Short exercise = Take each line containing the word "因为我担心他谋财害命" and copy it.

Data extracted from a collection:
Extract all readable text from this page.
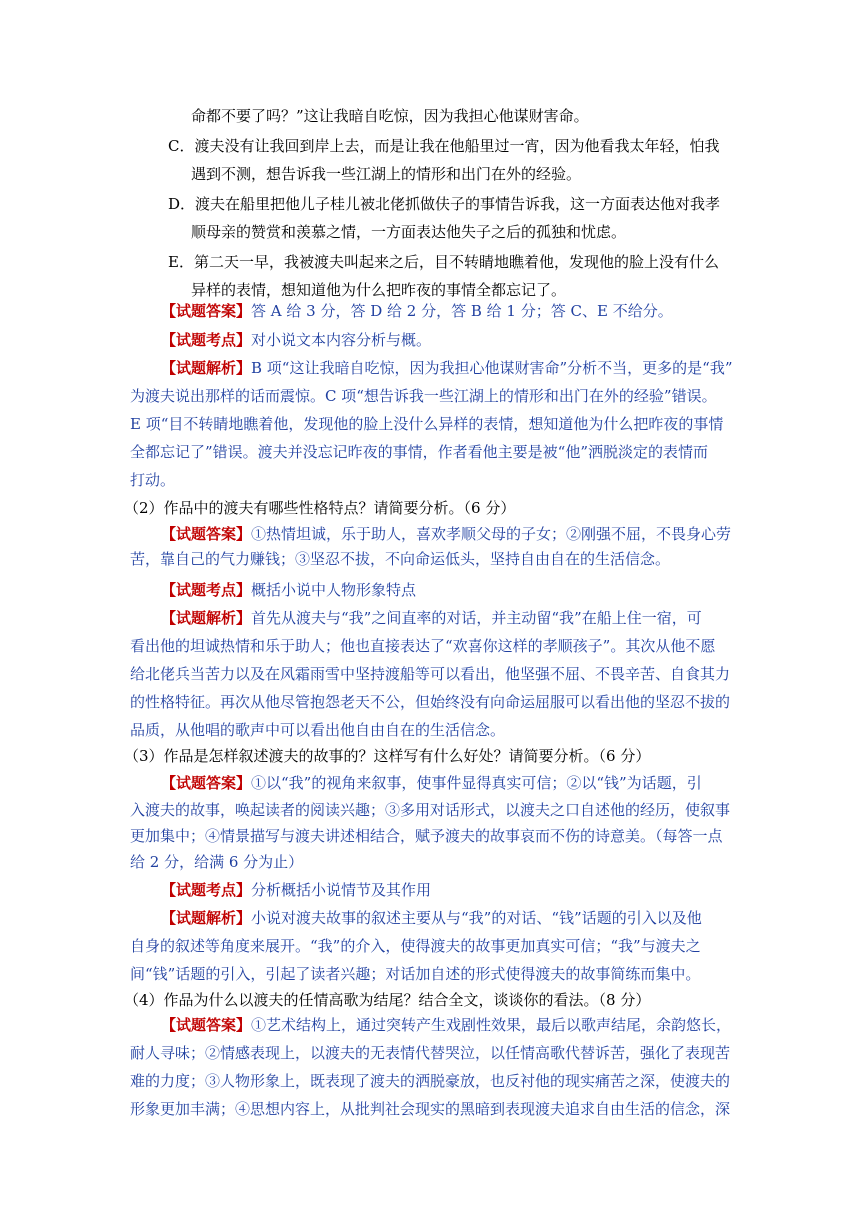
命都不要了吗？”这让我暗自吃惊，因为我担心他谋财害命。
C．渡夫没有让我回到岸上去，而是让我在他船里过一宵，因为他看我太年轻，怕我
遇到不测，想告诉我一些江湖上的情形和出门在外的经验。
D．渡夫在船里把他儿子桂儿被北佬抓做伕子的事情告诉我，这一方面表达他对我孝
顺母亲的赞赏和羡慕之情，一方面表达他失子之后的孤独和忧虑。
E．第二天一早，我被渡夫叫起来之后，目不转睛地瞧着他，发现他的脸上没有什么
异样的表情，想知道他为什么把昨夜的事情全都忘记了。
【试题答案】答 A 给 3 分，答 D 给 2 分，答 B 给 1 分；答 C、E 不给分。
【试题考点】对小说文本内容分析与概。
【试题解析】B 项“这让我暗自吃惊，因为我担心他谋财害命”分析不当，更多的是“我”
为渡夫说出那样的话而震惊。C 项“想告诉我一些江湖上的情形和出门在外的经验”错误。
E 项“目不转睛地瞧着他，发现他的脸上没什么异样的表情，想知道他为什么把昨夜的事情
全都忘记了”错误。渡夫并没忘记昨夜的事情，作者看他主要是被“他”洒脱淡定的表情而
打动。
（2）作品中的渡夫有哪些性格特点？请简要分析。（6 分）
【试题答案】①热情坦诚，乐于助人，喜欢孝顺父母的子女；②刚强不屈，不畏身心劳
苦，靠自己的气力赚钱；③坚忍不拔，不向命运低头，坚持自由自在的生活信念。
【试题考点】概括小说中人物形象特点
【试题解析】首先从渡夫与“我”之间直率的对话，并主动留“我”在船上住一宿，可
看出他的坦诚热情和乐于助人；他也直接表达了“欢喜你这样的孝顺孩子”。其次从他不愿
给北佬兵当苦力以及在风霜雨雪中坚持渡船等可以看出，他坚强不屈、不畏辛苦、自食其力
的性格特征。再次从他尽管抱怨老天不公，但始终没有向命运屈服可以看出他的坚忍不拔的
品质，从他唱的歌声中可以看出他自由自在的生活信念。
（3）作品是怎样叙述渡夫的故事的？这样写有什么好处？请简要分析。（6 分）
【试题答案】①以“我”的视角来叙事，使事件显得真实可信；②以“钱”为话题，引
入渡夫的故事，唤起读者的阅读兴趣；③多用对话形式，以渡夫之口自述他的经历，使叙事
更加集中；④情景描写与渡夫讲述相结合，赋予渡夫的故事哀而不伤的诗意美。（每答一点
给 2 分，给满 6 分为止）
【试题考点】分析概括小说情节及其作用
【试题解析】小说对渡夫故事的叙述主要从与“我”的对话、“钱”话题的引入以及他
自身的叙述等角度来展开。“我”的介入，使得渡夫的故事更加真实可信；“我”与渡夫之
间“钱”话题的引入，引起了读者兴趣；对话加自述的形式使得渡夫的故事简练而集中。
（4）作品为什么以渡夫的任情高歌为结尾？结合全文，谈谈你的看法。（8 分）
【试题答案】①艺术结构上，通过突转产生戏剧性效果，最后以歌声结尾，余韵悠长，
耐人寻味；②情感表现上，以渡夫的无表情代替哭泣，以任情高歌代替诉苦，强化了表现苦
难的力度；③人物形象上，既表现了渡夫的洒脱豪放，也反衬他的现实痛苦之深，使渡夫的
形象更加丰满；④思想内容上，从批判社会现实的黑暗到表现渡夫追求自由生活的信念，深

Exercise response =
命都不要了吗？”这让我暗自吃惊，因为我担心他谋财害命。
【试题解析】B 项“这让我暗自吃惊，因为我担心他谋财害命”分析不当，更多的是“我”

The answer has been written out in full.